__Data supplied__.
***

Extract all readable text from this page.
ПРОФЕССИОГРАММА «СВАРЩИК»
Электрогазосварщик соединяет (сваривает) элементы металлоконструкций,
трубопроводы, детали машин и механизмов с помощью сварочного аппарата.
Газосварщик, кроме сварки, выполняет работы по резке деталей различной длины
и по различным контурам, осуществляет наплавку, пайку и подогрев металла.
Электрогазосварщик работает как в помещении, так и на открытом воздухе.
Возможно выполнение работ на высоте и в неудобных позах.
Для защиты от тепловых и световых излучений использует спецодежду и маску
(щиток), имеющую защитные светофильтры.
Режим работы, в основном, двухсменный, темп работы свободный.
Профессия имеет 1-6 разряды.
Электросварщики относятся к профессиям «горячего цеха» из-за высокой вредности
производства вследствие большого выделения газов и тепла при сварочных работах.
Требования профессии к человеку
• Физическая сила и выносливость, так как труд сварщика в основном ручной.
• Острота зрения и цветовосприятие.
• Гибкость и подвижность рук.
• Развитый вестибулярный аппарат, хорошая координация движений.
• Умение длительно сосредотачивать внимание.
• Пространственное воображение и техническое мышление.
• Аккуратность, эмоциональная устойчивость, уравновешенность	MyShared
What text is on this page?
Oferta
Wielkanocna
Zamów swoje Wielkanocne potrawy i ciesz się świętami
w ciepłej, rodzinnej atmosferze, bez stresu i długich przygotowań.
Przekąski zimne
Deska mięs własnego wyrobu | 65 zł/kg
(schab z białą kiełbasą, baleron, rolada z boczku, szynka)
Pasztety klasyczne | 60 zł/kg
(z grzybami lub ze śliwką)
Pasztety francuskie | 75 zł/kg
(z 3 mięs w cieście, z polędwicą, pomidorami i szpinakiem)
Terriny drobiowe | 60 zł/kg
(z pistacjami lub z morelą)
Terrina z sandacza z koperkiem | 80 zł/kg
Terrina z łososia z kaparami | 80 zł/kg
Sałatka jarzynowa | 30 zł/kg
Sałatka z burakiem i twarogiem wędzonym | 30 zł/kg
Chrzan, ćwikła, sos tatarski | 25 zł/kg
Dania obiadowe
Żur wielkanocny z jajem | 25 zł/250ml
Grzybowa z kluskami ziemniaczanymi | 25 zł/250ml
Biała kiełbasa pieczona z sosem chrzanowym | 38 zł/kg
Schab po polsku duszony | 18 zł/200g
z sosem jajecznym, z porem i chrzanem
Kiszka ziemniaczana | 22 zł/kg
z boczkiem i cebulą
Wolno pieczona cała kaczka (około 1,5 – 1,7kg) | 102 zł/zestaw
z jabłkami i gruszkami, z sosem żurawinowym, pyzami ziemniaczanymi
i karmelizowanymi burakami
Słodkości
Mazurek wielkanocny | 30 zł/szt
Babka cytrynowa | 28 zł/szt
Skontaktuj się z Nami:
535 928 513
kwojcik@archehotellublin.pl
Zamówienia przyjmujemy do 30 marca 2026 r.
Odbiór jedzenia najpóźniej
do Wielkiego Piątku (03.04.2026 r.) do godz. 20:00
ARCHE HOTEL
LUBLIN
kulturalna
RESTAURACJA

***

From the data above, pick out each line containing "Электрогазосварщик" and copy it.

__Correct output__.
Электрогазосварщик соединяет (сваривает) элементы металлоконструкций,
Электрогазосварщик работает как в помещении, так и на открытом воздухе.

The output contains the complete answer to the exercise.